### YOUR INSTRUCTIONS
Copy out the rows below word for word, starting at the very first line and stopping after the line that contains "- edit-job-button[interactable]: Edit: [1765, 716, 1917, 771]".
* start DATA SUPPLIED *
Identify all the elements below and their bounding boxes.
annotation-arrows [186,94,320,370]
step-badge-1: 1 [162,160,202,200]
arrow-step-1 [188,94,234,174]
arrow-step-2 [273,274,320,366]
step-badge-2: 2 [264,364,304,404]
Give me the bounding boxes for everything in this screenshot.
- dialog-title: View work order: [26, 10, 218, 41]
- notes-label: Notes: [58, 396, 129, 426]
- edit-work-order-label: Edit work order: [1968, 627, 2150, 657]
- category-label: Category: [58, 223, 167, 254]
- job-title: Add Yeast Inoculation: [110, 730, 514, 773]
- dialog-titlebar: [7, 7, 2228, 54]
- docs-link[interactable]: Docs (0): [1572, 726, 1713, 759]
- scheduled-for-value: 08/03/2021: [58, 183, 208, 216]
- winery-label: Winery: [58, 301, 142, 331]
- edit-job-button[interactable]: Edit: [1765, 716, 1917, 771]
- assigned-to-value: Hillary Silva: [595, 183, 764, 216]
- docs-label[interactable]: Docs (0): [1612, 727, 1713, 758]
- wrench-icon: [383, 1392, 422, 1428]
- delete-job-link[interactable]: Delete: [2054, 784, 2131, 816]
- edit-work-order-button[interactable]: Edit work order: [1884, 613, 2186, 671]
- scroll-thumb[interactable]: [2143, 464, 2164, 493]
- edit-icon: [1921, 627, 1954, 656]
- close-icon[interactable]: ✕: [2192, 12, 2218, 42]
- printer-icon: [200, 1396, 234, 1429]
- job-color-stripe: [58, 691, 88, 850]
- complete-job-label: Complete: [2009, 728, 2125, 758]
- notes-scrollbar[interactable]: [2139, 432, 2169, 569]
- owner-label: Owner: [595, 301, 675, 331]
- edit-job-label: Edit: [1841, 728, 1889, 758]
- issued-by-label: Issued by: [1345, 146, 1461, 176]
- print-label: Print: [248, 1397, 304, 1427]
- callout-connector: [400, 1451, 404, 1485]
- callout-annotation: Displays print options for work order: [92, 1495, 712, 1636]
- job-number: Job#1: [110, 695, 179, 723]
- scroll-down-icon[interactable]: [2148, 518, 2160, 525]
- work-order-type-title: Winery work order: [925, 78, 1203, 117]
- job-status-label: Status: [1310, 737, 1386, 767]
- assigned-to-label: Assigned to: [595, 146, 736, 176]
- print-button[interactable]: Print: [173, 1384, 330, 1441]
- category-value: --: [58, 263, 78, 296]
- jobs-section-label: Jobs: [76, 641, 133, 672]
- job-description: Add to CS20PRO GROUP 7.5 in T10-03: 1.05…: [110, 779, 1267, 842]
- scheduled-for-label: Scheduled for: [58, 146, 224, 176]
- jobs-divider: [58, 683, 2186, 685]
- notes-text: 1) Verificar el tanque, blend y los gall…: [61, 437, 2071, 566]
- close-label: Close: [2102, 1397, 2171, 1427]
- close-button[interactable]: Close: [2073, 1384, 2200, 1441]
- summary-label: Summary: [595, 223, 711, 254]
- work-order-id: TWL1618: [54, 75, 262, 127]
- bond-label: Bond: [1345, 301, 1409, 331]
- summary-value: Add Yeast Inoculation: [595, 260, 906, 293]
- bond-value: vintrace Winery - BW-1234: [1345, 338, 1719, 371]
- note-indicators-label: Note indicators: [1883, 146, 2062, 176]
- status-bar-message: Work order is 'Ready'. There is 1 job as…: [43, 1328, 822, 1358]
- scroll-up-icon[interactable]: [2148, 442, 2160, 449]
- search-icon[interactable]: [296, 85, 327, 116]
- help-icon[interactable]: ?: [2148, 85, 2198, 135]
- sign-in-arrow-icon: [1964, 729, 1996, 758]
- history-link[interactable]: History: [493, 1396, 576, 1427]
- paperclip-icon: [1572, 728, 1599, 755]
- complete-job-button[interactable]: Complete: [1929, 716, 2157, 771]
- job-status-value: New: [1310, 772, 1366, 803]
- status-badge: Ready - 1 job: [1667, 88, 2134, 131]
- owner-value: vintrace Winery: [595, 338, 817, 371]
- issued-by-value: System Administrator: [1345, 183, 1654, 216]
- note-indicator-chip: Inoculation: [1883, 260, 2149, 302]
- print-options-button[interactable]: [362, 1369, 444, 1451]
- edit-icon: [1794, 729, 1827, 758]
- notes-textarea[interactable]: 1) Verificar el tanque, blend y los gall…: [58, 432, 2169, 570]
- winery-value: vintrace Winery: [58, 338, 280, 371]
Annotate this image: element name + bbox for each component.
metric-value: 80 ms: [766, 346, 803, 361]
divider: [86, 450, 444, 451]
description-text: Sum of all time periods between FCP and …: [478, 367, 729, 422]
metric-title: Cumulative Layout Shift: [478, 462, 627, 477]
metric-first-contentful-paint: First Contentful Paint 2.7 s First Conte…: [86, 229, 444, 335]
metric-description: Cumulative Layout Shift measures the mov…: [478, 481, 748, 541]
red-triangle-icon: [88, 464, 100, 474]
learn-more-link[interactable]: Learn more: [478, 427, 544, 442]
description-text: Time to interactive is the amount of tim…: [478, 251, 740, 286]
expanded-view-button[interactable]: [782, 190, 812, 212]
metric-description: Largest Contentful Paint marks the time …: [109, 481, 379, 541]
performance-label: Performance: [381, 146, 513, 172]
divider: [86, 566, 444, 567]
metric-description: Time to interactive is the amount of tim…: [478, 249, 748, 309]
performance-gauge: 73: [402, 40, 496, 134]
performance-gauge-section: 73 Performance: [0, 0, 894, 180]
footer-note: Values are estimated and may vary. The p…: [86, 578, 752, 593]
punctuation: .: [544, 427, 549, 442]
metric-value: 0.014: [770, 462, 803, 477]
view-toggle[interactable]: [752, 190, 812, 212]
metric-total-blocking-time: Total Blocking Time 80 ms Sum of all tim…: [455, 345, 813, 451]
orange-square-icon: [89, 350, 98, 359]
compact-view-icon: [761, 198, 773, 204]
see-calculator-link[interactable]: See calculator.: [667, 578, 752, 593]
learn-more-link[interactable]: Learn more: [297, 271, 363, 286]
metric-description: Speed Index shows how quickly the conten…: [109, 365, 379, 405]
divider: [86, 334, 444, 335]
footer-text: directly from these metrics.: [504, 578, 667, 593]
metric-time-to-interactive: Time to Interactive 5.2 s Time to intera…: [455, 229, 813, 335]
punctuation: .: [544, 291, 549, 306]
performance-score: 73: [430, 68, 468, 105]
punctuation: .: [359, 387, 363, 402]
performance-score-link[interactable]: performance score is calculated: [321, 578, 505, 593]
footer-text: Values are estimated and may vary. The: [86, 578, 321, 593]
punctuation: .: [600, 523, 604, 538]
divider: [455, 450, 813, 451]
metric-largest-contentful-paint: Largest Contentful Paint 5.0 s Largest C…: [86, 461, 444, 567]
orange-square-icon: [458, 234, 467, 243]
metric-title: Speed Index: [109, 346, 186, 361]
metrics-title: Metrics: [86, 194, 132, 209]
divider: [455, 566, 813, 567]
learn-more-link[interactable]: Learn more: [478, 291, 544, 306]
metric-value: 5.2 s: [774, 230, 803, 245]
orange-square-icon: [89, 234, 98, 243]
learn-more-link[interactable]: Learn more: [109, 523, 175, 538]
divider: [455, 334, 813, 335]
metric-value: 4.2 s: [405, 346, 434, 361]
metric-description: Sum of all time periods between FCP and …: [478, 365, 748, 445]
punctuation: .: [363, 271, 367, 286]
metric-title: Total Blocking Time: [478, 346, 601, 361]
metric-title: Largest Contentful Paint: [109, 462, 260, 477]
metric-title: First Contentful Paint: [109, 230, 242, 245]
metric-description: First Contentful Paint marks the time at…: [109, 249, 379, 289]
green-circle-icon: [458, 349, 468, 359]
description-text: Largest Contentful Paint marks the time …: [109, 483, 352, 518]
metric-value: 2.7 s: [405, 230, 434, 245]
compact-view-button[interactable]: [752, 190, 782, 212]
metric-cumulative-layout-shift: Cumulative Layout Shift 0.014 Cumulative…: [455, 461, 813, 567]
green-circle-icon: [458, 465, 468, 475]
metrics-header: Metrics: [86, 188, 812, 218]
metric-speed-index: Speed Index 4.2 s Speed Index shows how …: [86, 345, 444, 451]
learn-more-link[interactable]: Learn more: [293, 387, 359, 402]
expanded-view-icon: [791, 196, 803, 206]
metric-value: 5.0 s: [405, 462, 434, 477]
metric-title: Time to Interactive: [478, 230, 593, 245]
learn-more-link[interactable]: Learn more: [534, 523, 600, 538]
* end DATA SUPPLIED *
### EXERCISE RESULT
Identify all the elements below and their bounding boxes.
annotation-arrows [186,94,320,370]
step-badge-1: 1 [162,160,202,200]
arrow-step-1 [188,94,234,174]
arrow-step-2 [273,274,320,366]
step-badge-2: 2 [264,364,304,404]
Give me the bounding boxes for everything in this screenshot.
- dialog-title: View work order: [26, 10, 218, 41]
- notes-label: Notes: [58, 396, 129, 426]
- edit-work-order-label: Edit work order: [1968, 627, 2150, 657]
- category-label: Category: [58, 223, 167, 254]
- job-title: Add Yeast Inoculation: [110, 730, 514, 773]
- dialog-titlebar: [7, 7, 2228, 54]
- docs-link[interactable]: Docs (0): [1572, 726, 1713, 759]
- scheduled-for-value: 08/03/2021: [58, 183, 208, 216]
- winery-label: Winery: [58, 301, 142, 331]
- edit-job-button[interactable]: Edit: [1765, 716, 1917, 771]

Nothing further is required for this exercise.